# start of DATA PROVIDED
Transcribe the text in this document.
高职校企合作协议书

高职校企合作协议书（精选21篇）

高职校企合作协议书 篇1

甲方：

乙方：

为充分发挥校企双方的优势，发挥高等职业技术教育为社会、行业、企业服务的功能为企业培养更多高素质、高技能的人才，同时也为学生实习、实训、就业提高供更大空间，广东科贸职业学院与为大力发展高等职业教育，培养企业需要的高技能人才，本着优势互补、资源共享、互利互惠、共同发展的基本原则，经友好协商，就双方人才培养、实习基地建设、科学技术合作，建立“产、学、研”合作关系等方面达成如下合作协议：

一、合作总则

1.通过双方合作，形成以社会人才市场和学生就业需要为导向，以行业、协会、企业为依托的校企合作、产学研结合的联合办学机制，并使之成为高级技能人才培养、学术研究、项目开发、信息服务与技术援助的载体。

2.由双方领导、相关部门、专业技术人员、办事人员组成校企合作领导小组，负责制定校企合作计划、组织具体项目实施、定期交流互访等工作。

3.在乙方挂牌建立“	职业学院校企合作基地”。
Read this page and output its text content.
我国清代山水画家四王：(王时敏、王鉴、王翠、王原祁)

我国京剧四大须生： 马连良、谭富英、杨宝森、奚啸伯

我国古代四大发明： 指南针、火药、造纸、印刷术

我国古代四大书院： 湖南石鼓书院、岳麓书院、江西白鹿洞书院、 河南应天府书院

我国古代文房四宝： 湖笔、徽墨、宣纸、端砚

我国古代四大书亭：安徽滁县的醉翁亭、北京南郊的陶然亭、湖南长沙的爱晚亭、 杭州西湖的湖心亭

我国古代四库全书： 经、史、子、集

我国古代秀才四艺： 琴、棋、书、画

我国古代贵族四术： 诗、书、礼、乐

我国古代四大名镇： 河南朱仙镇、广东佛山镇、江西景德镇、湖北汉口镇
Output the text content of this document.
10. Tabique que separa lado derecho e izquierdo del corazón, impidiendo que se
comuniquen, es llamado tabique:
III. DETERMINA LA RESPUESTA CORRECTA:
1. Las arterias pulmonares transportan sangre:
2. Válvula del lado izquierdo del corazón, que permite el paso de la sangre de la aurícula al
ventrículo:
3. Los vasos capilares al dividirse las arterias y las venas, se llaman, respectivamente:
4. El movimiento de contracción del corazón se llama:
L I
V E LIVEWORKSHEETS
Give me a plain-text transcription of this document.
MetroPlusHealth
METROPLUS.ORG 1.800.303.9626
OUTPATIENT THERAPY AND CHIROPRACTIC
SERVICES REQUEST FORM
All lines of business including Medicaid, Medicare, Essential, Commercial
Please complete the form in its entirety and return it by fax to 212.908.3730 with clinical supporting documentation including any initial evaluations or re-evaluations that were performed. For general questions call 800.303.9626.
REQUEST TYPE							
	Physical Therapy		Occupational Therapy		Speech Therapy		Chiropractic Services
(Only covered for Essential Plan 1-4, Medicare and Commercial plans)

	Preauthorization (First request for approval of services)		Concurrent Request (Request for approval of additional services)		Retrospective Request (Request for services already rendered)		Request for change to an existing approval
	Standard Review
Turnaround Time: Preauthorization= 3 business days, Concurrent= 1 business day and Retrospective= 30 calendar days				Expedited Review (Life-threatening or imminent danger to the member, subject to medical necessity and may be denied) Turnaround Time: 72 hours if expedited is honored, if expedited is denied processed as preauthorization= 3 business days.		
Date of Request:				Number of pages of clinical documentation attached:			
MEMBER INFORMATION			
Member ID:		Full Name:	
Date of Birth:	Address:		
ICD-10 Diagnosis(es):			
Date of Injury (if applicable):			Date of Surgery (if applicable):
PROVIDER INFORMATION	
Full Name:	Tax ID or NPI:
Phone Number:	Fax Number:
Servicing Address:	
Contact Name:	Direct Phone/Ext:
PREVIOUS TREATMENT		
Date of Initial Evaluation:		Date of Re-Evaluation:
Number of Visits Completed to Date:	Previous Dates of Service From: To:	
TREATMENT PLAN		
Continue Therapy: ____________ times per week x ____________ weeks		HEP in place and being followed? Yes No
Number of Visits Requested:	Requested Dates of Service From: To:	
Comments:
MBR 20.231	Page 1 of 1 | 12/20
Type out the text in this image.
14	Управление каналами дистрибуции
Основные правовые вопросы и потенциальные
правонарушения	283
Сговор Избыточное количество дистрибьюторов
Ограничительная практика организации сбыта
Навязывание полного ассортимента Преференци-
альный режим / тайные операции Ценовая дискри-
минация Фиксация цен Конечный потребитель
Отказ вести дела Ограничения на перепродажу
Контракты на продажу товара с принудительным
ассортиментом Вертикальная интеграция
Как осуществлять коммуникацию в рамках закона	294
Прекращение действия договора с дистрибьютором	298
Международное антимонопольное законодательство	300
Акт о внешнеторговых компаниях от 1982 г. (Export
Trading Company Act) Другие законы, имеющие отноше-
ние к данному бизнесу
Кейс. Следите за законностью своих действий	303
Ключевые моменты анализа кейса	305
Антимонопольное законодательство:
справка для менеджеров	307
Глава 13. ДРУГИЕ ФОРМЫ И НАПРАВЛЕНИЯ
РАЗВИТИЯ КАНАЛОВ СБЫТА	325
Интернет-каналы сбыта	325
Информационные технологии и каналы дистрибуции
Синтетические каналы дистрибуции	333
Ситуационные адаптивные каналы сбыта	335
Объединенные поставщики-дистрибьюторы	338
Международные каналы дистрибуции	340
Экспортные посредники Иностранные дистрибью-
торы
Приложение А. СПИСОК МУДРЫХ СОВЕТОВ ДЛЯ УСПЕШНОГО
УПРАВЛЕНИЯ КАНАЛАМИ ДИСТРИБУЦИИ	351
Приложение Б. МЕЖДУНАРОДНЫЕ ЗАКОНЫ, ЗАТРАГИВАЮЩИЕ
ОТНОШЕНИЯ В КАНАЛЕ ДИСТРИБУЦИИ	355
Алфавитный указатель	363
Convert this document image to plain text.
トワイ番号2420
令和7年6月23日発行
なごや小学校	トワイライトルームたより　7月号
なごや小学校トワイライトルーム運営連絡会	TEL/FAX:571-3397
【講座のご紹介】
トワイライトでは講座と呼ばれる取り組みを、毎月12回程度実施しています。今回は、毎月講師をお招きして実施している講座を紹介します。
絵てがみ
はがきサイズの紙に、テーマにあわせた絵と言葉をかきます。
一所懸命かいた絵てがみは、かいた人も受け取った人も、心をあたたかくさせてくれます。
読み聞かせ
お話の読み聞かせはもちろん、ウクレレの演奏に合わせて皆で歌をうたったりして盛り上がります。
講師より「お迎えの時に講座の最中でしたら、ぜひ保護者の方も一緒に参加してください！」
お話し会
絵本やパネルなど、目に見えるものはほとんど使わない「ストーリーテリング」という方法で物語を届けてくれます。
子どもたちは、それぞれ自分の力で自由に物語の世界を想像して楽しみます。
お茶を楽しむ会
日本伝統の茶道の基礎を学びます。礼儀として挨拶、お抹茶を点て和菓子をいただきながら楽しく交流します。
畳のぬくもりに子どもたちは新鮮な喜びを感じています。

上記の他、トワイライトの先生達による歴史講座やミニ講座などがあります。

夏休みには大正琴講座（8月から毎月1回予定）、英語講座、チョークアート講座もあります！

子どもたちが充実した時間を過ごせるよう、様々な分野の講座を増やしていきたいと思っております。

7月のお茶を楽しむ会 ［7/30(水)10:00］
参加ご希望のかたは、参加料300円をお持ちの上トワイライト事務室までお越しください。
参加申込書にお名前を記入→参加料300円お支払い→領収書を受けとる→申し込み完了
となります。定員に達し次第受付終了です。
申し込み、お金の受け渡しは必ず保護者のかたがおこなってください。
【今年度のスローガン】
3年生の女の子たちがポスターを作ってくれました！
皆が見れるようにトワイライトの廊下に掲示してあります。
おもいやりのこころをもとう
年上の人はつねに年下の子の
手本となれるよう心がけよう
# end of DATA PROVIDED
Check each line above for the string "законодательство" and show the ones that have it.

Международное антимонопольное законодательство	300
Антимонопольное законодательство:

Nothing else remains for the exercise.